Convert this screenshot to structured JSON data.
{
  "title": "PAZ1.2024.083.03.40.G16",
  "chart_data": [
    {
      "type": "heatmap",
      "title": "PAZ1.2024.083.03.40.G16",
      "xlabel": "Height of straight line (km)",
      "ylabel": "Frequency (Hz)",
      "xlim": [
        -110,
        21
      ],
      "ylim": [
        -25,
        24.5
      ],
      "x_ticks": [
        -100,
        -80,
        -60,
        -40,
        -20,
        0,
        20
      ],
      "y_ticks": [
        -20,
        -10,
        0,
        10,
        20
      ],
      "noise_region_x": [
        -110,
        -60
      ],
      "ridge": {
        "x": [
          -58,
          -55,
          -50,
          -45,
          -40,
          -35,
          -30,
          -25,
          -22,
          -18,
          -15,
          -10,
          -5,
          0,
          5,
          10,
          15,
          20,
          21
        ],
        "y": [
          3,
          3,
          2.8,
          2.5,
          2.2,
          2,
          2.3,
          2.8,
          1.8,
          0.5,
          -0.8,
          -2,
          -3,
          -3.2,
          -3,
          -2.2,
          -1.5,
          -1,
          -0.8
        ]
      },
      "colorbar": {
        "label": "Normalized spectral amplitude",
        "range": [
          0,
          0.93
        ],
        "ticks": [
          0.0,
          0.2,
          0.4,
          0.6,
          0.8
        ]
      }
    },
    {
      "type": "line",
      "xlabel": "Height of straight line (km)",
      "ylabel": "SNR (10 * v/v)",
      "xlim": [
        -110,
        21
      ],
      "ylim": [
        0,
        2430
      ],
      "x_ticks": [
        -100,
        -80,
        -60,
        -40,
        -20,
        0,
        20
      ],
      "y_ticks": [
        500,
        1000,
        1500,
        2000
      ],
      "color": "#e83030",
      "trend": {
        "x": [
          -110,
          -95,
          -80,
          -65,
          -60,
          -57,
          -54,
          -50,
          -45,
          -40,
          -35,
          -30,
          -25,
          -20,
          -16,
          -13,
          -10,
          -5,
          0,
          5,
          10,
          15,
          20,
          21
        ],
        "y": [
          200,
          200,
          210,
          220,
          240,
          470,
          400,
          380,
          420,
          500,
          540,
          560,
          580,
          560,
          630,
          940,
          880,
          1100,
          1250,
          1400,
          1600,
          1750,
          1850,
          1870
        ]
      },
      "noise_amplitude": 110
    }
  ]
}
━━━
### Prompt
Repeat all of the records above exactly as they appear.

### Completed exercise
Convert this screenshot to structured JSON data.
{
  "title": "PAZ1.2024.083.03.40.G16",
  "chart_data": [
    {
      "type": "heatmap",
      "title": "PAZ1.2024.083.03.40.G16",
      "xlabel": "Height of straight line (km)",
      "ylabel": "Frequency (Hz)",
      "xlim": [
        -110,
        21
      ],
      "ylim": [
        -25,
        24.5
      ],
      "x_ticks": [
        -100,
        -80,
        -60,
        -40,
        -20,
        0,
        20
      ],
      "y_ticks": [
        -20,
        -10,
        0,
        10,
        20
      ],
      "noise_region_x": [
        -110,
        -60
      ],
      "ridge": {
        "x": [
          -58,
          -55,
          -50,
          -45,
          -40,
          -35,
          -30,
          -25,
          -22,
          -18,
          -15,
          -10,
          -5,
          0,
          5,
          10,
          15,
          20,
          21
        ],
        "y": [
          3,
          3,
          2.8,
          2.5,
          2.2,
          2,
          2.3,
          2.8,
          1.8,
          0.5,
          -0.8,
          -2,
          -3,
          -3.2,
          -3,
          -2.2,
          -1.5,
          -1,
          -0.8
        ]
      },
      "colorbar": {
        "label": "Normalized spectral amplitude",
        "range": [
          0,
          0.93
        ],
        "ticks": [
          0.0,
          0.2,
          0.4,
          0.6,
          0.8
        ]
      }
    },
    {
      "type": "line",
      "xlabel": "Height of straight line (km)",
      "ylabel": "SNR (10 * v/v)",
      "xlim": [
        -110,
        21
      ],
      "ylim": [
        0,
        2430
      ],
      "x_ticks": [
        -100,
        -80,
        -60,
        -40,
        -20,
        0,
        20
      ],
      "y_ticks": [
        500,
        1000,
        1500,
        2000
      ],
      "color": "#e83030",
      "trend": {
        "x": [
          -110,
          -95,
          -80,
          -65,
          -60,
          -57,
          -54,
          -50,
          -45,
          -40,
          -35,
          -30,
          -25,
          -20,
          -16,
          -13,
          -10,
          -5,
          0,
          5,
          10,
          15,
          20,
          21
        ],
        "y": [
          200,
          200,
          210,
          220,
          240,
          470,
          400,
          380,
          420,
          500,
          540,
          560,
          580,
          560,
          630,
          940,
          880,
          1100,
          1250,
          1400,
          1600,
          1750,
          1850,
          1870
        ]
      },
      "noise_amplitude": 110
    }
  ]
}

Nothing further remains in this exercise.